• [PROVIDED MATERIAL]

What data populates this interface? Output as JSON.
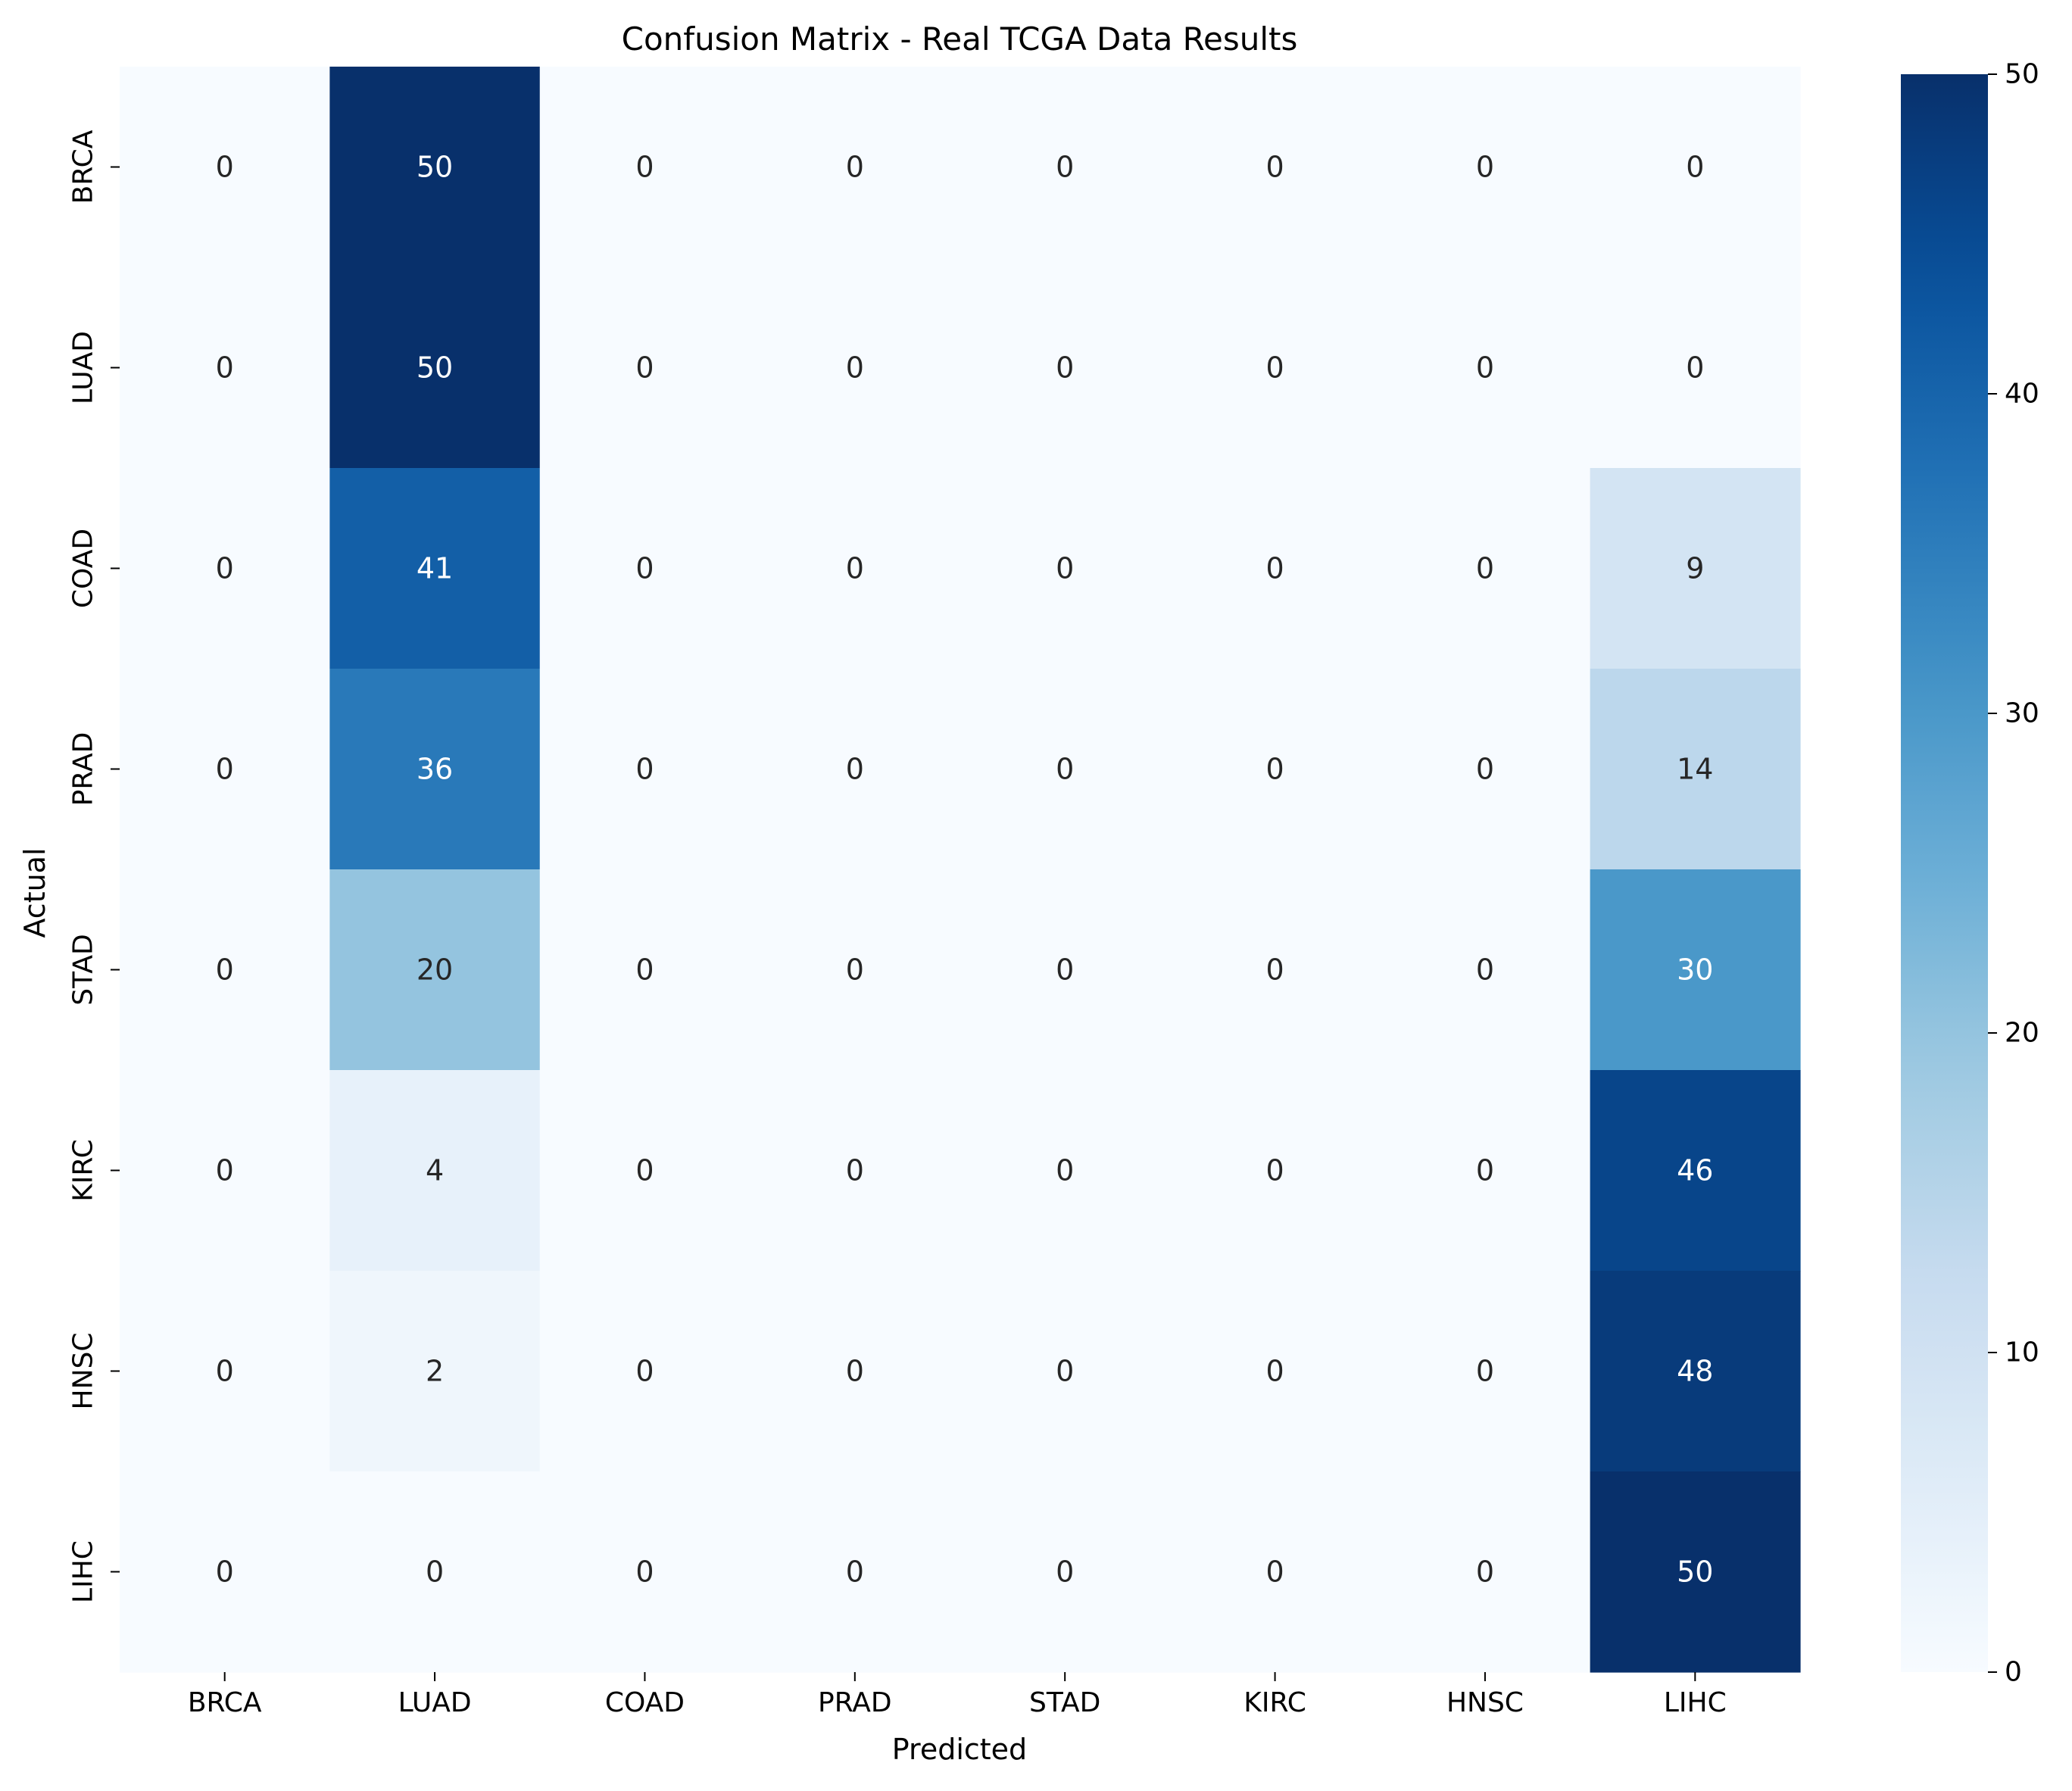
{
  "chart_data": {
    "type": "heatmap",
    "title": "Confusion Matrix - Real TCGA Data Results",
    "xlabel": "Predicted",
    "ylabel": "Actual",
    "x_categories": [
      "BRCA",
      "LUAD",
      "COAD",
      "PRAD",
      "STAD",
      "KIRC",
      "HNSC",
      "LIHC"
    ],
    "y_categories": [
      "BRCA",
      "LUAD",
      "COAD",
      "PRAD",
      "STAD",
      "KIRC",
      "HNSC",
      "LIHC"
    ],
    "values": [
      [
        0,
        50,
        0,
        0,
        0,
        0,
        0,
        0
      ],
      [
        0,
        50,
        0,
        0,
        0,
        0,
        0,
        0
      ],
      [
        0,
        41,
        0,
        0,
        0,
        0,
        0,
        9
      ],
      [
        0,
        36,
        0,
        0,
        0,
        0,
        0,
        14
      ],
      [
        0,
        20,
        0,
        0,
        0,
        0,
        0,
        30
      ],
      [
        0,
        4,
        0,
        0,
        0,
        0,
        0,
        46
      ],
      [
        0,
        2,
        0,
        0,
        0,
        0,
        0,
        48
      ],
      [
        0,
        0,
        0,
        0,
        0,
        0,
        0,
        50
      ]
    ],
    "colormap": "Blues",
    "color_low": "#f7fbff",
    "color_high": "#08306b",
    "colorbar": {
      "range": [
        0,
        50
      ],
      "ticks": [
        0,
        10,
        20,
        30,
        40,
        50
      ]
    }
  }
}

• [GIVEN PROBLEM] Give the entries again word for word, but skip the pictures.

• [TASK OUTPUT]
What data populates this interface? Output as JSON.
{
  "chart_data": {
    "type": "heatmap",
    "title": "Confusion Matrix - Real TCGA Data Results",
    "xlabel": "Predicted",
    "ylabel": "Actual",
    "x_categories": [
      "BRCA",
      "LUAD",
      "COAD",
      "PRAD",
      "STAD",
      "KIRC",
      "HNSC",
      "LIHC"
    ],
    "y_categories": [
      "BRCA",
      "LUAD",
      "COAD",
      "PRAD",
      "STAD",
      "KIRC",
      "HNSC",
      "LIHC"
    ],
    "values": [
      [
        0,
        50,
        0,
        0,
        0,
        0,
        0,
        0
      ],
      [
        0,
        50,
        0,
        0,
        0,
        0,
        0,
        0
      ],
      [
        0,
        41,
        0,
        0,
        0,
        0,
        0,
        9
      ],
      [
        0,
        36,
        0,
        0,
        0,
        0,
        0,
        14
      ],
      [
        0,
        20,
        0,
        0,
        0,
        0,
        0,
        30
      ],
      [
        0,
        4,
        0,
        0,
        0,
        0,
        0,
        46
      ],
      [
        0,
        2,
        0,
        0,
        0,
        0,
        0,
        48
      ],
      [
        0,
        0,
        0,
        0,
        0,
        0,
        0,
        50
      ]
    ],
    "colormap": "Blues",
    "color_low": "#f7fbff",
    "color_high": "#08306b",
    "colorbar": {
      "range": [
        0,
        50
      ],
      "ticks": [
        0,
        10,
        20,
        30,
        40,
        50
      ]
    }
  }
}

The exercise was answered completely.